§ Task prompt: Give only the number of lines in the records below that contain the word "name".

Items from a figure collection:

************

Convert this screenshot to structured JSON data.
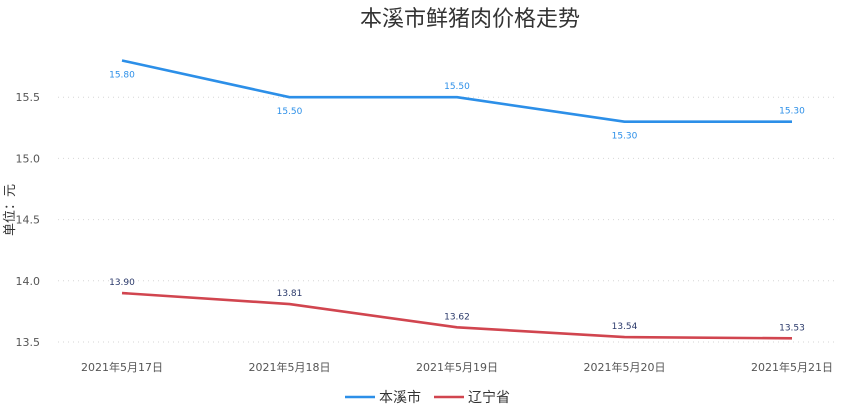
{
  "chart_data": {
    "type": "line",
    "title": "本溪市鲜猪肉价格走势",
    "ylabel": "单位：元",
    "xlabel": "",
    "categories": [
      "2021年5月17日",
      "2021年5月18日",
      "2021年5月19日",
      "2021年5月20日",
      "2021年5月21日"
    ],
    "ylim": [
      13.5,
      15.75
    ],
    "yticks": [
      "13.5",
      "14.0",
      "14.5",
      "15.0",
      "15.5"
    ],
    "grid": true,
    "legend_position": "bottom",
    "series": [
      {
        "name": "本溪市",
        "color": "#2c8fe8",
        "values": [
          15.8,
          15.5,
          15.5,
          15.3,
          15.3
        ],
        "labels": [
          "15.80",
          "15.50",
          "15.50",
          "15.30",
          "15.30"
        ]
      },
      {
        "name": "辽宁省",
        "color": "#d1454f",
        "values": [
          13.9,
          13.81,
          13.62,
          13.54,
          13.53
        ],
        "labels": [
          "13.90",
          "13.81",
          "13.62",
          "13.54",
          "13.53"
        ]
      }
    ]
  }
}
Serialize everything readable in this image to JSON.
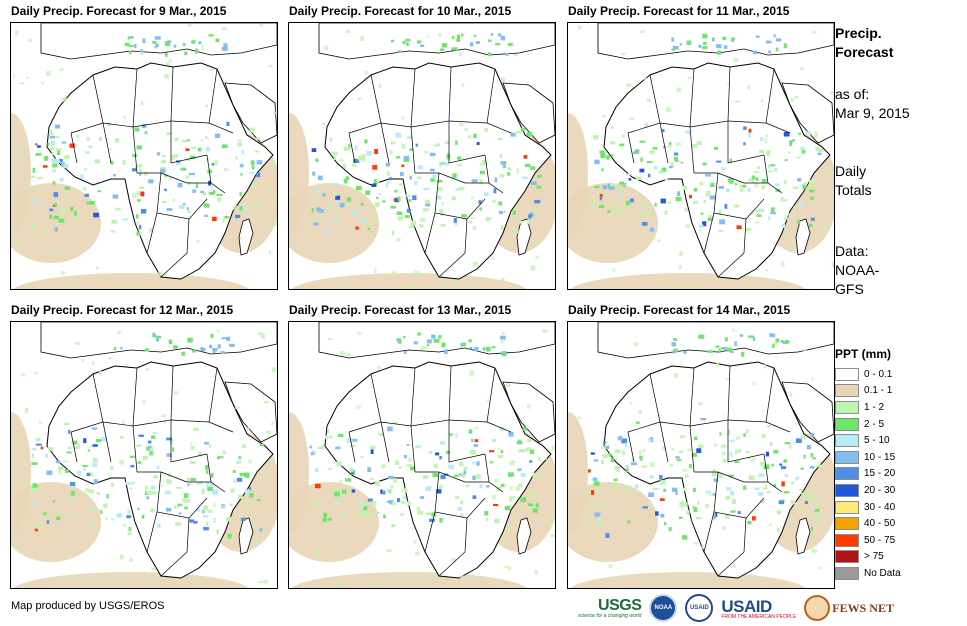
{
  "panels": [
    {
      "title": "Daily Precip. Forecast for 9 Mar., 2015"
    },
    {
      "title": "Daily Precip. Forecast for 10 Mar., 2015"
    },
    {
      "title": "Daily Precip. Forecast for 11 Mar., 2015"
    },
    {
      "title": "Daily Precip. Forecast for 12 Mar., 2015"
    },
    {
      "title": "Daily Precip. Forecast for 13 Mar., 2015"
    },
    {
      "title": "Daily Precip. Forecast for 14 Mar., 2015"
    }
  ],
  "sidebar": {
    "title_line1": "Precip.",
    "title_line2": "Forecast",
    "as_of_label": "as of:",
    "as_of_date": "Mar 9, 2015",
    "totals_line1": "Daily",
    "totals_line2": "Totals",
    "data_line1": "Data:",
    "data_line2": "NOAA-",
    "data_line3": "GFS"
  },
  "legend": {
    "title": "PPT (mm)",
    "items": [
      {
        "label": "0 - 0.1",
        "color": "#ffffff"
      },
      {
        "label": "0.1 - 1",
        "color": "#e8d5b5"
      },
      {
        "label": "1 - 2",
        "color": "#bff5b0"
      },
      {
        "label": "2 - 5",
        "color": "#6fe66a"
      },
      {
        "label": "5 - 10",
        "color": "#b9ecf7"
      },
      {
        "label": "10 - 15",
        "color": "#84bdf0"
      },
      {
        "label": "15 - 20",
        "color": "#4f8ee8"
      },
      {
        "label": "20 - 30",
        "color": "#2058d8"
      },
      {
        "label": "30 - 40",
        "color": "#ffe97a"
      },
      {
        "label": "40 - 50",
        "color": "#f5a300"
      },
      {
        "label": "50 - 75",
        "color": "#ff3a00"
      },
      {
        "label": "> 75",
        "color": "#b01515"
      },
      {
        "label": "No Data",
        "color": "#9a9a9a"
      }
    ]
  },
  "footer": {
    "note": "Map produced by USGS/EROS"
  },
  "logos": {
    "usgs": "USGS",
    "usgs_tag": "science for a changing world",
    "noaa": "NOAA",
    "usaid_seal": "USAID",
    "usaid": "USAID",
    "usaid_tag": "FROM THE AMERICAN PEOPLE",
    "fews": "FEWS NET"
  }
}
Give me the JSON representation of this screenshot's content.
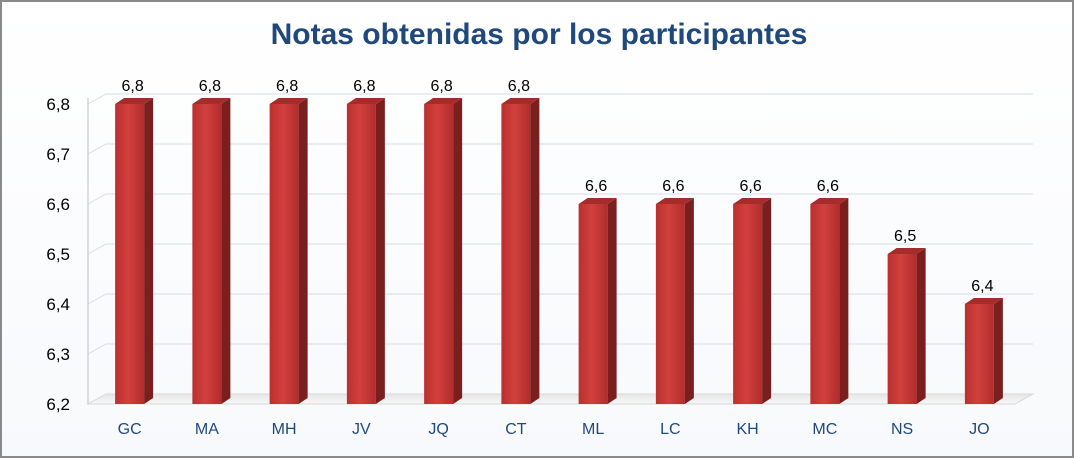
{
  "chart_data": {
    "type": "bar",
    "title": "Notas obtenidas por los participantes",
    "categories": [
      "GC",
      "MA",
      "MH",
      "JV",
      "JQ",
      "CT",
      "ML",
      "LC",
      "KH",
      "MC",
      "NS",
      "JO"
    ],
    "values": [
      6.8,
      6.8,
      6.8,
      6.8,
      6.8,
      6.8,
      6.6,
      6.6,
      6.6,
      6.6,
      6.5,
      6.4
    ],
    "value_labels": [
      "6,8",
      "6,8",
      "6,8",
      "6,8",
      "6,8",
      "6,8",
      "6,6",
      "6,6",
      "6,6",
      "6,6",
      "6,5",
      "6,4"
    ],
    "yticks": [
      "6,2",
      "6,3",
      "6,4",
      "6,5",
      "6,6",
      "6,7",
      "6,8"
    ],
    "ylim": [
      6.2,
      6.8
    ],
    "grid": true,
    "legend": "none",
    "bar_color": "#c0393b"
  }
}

************

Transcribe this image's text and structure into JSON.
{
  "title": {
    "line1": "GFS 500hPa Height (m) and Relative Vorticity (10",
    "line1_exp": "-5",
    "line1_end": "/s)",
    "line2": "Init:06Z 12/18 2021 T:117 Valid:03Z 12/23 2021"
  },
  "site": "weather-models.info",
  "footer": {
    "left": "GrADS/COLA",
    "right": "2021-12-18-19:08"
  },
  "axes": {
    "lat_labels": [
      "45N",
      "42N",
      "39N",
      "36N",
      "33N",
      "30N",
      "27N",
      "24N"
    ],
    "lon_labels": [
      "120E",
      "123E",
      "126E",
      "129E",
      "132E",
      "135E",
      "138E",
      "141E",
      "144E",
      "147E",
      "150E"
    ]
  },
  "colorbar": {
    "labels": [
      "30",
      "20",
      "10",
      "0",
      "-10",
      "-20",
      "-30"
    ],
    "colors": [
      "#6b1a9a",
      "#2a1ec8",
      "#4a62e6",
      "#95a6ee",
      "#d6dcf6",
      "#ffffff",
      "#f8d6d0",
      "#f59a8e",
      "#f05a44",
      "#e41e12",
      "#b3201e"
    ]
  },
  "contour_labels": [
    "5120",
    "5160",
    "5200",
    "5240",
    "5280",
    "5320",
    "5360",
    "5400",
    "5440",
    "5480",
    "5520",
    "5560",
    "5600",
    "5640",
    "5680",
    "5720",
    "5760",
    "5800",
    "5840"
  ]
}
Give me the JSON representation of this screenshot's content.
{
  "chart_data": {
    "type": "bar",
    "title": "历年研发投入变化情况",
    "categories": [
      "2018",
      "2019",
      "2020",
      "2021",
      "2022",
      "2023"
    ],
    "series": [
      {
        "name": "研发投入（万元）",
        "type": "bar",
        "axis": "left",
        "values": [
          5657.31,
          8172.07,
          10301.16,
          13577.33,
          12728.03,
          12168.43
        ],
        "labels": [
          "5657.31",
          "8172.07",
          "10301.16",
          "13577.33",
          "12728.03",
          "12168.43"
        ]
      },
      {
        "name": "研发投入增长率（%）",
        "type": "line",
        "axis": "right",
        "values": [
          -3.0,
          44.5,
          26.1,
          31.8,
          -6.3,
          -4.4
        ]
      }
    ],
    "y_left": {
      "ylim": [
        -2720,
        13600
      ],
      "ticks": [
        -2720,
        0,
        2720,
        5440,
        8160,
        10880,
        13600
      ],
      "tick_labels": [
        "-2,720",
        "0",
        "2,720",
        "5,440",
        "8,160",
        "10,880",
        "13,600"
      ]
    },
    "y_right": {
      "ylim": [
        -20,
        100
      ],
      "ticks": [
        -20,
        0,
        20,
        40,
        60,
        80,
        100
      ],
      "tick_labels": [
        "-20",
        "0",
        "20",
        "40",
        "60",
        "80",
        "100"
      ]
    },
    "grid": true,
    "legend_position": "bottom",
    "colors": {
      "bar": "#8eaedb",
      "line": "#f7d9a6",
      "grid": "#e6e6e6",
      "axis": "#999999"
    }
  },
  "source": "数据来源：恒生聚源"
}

************

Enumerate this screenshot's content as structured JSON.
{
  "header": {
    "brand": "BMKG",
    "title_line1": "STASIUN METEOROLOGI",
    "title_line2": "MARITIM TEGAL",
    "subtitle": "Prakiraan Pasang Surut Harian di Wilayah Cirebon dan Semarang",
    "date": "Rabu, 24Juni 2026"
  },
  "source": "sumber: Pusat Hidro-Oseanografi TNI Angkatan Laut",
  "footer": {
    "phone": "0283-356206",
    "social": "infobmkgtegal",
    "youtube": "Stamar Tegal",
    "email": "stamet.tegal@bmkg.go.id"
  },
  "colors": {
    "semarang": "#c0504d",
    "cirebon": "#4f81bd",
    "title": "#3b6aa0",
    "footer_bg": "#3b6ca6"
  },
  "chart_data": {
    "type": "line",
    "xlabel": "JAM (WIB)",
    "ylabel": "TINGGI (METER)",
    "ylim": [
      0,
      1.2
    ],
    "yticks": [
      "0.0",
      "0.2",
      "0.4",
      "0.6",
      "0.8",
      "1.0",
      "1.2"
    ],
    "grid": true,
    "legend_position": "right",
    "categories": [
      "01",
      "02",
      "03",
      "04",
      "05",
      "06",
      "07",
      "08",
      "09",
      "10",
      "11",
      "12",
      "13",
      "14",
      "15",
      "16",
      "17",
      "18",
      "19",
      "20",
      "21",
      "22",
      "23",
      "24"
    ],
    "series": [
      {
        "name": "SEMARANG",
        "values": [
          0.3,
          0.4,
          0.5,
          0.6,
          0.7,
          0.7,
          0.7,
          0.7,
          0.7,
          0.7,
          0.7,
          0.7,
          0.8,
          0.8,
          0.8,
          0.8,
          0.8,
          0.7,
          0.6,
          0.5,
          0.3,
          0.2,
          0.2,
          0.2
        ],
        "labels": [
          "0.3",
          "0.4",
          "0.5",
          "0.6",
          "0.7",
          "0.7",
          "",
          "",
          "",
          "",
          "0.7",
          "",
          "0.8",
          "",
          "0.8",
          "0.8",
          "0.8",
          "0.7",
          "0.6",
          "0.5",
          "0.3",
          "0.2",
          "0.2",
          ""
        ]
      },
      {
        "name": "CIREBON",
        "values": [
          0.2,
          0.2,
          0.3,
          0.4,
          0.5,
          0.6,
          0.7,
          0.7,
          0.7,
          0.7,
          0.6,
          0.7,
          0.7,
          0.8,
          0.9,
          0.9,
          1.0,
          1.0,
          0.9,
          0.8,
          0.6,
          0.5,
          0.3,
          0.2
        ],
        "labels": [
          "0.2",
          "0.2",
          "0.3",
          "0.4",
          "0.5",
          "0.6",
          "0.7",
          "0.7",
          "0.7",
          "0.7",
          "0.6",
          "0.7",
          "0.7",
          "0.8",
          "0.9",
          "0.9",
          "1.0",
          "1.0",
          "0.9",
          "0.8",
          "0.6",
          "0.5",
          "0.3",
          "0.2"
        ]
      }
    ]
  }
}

************

§ Answer for the task: 6